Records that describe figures
** BEGIN **

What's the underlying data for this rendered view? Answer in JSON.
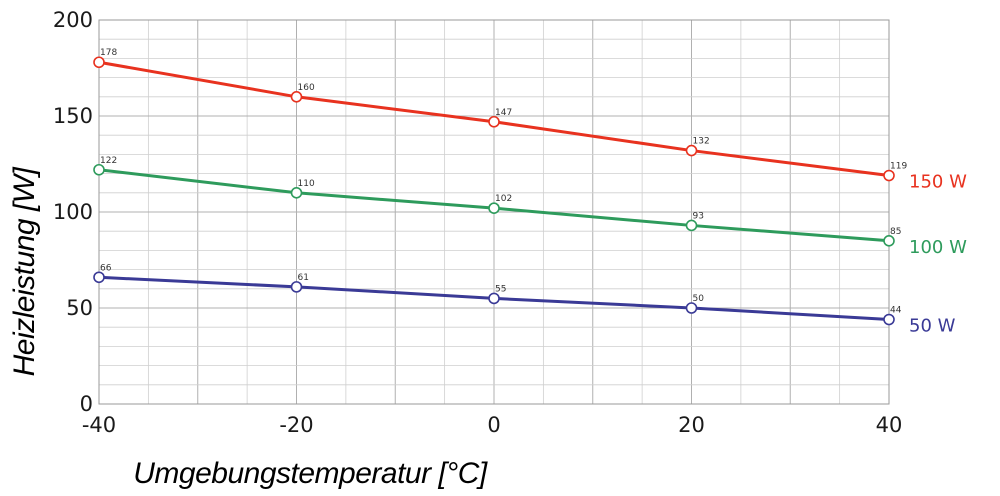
{
  "chart_data": {
    "type": "line",
    "title": "",
    "xlabel": "Umgebungstemperatur [°C]",
    "ylabel": "Heizleistung [W]",
    "x": [
      -40,
      -20,
      0,
      20,
      40
    ],
    "xlim": [
      -40,
      40
    ],
    "ylim": [
      0,
      200
    ],
    "x_ticks": [
      "-40",
      "-20",
      "0",
      "20",
      "40"
    ],
    "y_ticks": [
      "0",
      "50",
      "100",
      "150",
      "200"
    ],
    "grid": true,
    "legend": "inline-right",
    "series": [
      {
        "name": "150 W",
        "color": "#e8321f",
        "values": [
          178,
          160,
          147,
          132,
          119
        ]
      },
      {
        "name": "100 W",
        "color": "#2e9b5c",
        "values": [
          122,
          110,
          102,
          93,
          85
        ]
      },
      {
        "name": "50 W",
        "color": "#3a3a96",
        "values": [
          66,
          61,
          55,
          50,
          44
        ]
      }
    ]
  }
}
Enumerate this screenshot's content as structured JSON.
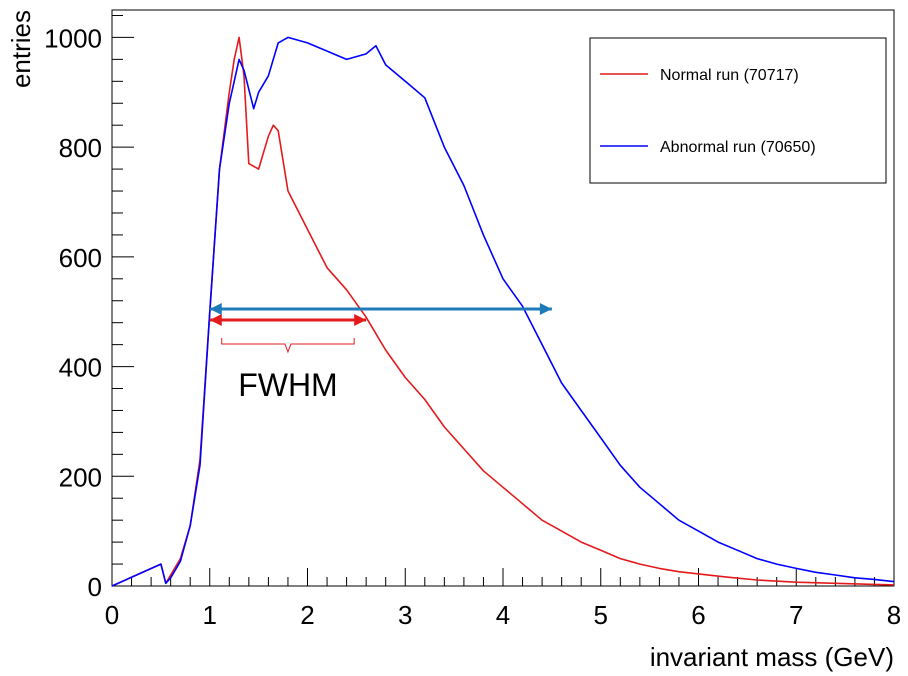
{
  "chart_data": {
    "type": "line",
    "xlabel": "invariant mass (GeV)",
    "ylabel": "entries",
    "xlim": [
      0,
      8
    ],
    "ylim": [
      0,
      1050
    ],
    "x_ticks": [
      "0",
      "1",
      "2",
      "3",
      "4",
      "5",
      "6",
      "7",
      "8"
    ],
    "y_ticks": [
      "0",
      "200",
      "400",
      "600",
      "800",
      "1000"
    ],
    "grid": false,
    "legend_position": "top-right",
    "series": [
      {
        "name": "Normal run (70717)",
        "color": "#e41a1c",
        "x": [
          0,
          0.5,
          0.55,
          0.6,
          0.7,
          0.8,
          0.9,
          1.0,
          1.1,
          1.2,
          1.25,
          1.3,
          1.35,
          1.4,
          1.5,
          1.6,
          1.65,
          1.7,
          1.8,
          2.0,
          2.2,
          2.4,
          2.6,
          2.8,
          3.0,
          3.2,
          3.4,
          3.6,
          3.8,
          4.0,
          4.2,
          4.4,
          4.6,
          4.8,
          5.0,
          5.2,
          5.4,
          5.6,
          5.8,
          6.0,
          6.3,
          6.6,
          7.0,
          7.4,
          7.8,
          8.0
        ],
        "y": [
          0,
          40,
          5,
          20,
          50,
          110,
          230,
          500,
          760,
          900,
          960,
          1000,
          930,
          770,
          760,
          820,
          840,
          830,
          720,
          650,
          580,
          540,
          490,
          430,
          380,
          340,
          290,
          250,
          210,
          180,
          150,
          120,
          100,
          80,
          65,
          50,
          40,
          32,
          26,
          22,
          16,
          11,
          7,
          5,
          3,
          2
        ]
      },
      {
        "name": "Abnormal run (70650)",
        "color": "#0000ff",
        "x": [
          0,
          0.5,
          0.55,
          0.6,
          0.7,
          0.8,
          0.9,
          1.0,
          1.1,
          1.2,
          1.3,
          1.35,
          1.45,
          1.5,
          1.6,
          1.7,
          1.8,
          2.0,
          2.2,
          2.4,
          2.6,
          2.7,
          2.8,
          3.0,
          3.2,
          3.4,
          3.6,
          3.8,
          4.0,
          4.2,
          4.4,
          4.6,
          4.8,
          5.0,
          5.2,
          5.4,
          5.6,
          5.8,
          6.0,
          6.2,
          6.4,
          6.6,
          6.8,
          7.0,
          7.2,
          7.4,
          7.6,
          7.8,
          8.0
        ],
        "y": [
          0,
          40,
          5,
          15,
          45,
          110,
          220,
          500,
          760,
          880,
          960,
          940,
          870,
          900,
          930,
          990,
          1000,
          990,
          975,
          960,
          970,
          985,
          950,
          920,
          890,
          800,
          730,
          640,
          560,
          510,
          440,
          370,
          320,
          270,
          220,
          180,
          150,
          120,
          100,
          80,
          65,
          50,
          40,
          32,
          25,
          20,
          15,
          12,
          8
        ]
      }
    ],
    "annotations": {
      "fwhm_label": "FWHM",
      "normal_fwhm_range": [
        1.0,
        2.6
      ],
      "abnormal_fwhm_range": [
        1.0,
        4.5
      ],
      "half_max_y": 500
    }
  }
}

** END **

SET PROBLEM »
Give an exact reproduction of every line, leaving out any picture.

COMPLETE OUTPUT »
What's the underlying data for this rendered view? Answer in JSON.
{
  "chart_data": {
    "type": "line",
    "title": "",
    "xlabel": "Umgebungstemperatur [°C]",
    "ylabel": "Heizleistung [W]",
    "x": [
      -40,
      -20,
      0,
      20,
      40
    ],
    "xlim": [
      -40,
      40
    ],
    "ylim": [
      0,
      200
    ],
    "x_ticks": [
      "-40",
      "-20",
      "0",
      "20",
      "40"
    ],
    "y_ticks": [
      "0",
      "50",
      "100",
      "150",
      "200"
    ],
    "grid": true,
    "legend": "inline-right",
    "series": [
      {
        "name": "150 W",
        "color": "#e8321f",
        "values": [
          178,
          160,
          147,
          132,
          119
        ]
      },
      {
        "name": "100 W",
        "color": "#2e9b5c",
        "values": [
          122,
          110,
          102,
          93,
          85
        ]
      },
      {
        "name": "50 W",
        "color": "#3a3a96",
        "values": [
          66,
          61,
          55,
          50,
          44
        ]
      }
    ]
  }
}
Enumerate this screenshot's content as structured JSON.
{
  "chart_data": {
    "type": "line",
    "xlabel": "invariant mass (GeV)",
    "ylabel": "entries",
    "xlim": [
      0,
      8
    ],
    "ylim": [
      0,
      1050
    ],
    "x_ticks": [
      "0",
      "1",
      "2",
      "3",
      "4",
      "5",
      "6",
      "7",
      "8"
    ],
    "y_ticks": [
      "0",
      "200",
      "400",
      "600",
      "800",
      "1000"
    ],
    "grid": false,
    "legend_position": "top-right",
    "series": [
      {
        "name": "Normal run (70717)",
        "color": "#e41a1c",
        "x": [
          0,
          0.5,
          0.55,
          0.6,
          0.7,
          0.8,
          0.9,
          1.0,
          1.1,
          1.2,
          1.25,
          1.3,
          1.35,
          1.4,
          1.5,
          1.6,
          1.65,
          1.7,
          1.8,
          2.0,
          2.2,
          2.4,
          2.6,
          2.8,
          3.0,
          3.2,
          3.4,
          3.6,
          3.8,
          4.0,
          4.2,
          4.4,
          4.6,
          4.8,
          5.0,
          5.2,
          5.4,
          5.6,
          5.8,
          6.0,
          6.3,
          6.6,
          7.0,
          7.4,
          7.8,
          8.0
        ],
        "y": [
          0,
          40,
          5,
          20,
          50,
          110,
          230,
          500,
          760,
          900,
          960,
          1000,
          930,
          770,
          760,
          820,
          840,
          830,
          720,
          650,
          580,
          540,
          490,
          430,
          380,
          340,
          290,
          250,
          210,
          180,
          150,
          120,
          100,
          80,
          65,
          50,
          40,
          32,
          26,
          22,
          16,
          11,
          7,
          5,
          3,
          2
        ]
      },
      {
        "name": "Abnormal run (70650)",
        "color": "#0000ff",
        "x": [
          0,
          0.5,
          0.55,
          0.6,
          0.7,
          0.8,
          0.9,
          1.0,
          1.1,
          1.2,
          1.3,
          1.35,
          1.45,
          1.5,
          1.6,
          1.7,
          1.8,
          2.0,
          2.2,
          2.4,
          2.6,
          2.7,
          2.8,
          3.0,
          3.2,
          3.4,
          3.6,
          3.8,
          4.0,
          4.2,
          4.4,
          4.6,
          4.8,
          5.0,
          5.2,
          5.4,
          5.6,
          5.8,
          6.0,
          6.2,
          6.4,
          6.6,
          6.8,
          7.0,
          7.2,
          7.4,
          7.6,
          7.8,
          8.0
        ],
        "y": [
          0,
          40,
          5,
          15,
          45,
          110,
          220,
          500,
          760,
          880,
          960,
          940,
          870,
          900,
          930,
          990,
          1000,
          990,
          975,
          960,
          970,
          985,
          950,
          920,
          890,
          800,
          730,
          640,
          560,
          510,
          440,
          370,
          320,
          270,
          220,
          180,
          150,
          120,
          100,
          80,
          65,
          50,
          40,
          32,
          25,
          20,
          15,
          12,
          8
        ]
      }
    ],
    "annotations": {
      "fwhm_label": "FWHM",
      "normal_fwhm_range": [
        1.0,
        2.6
      ],
      "abnormal_fwhm_range": [
        1.0,
        4.5
      ],
      "half_max_y": 500
    }
  }
}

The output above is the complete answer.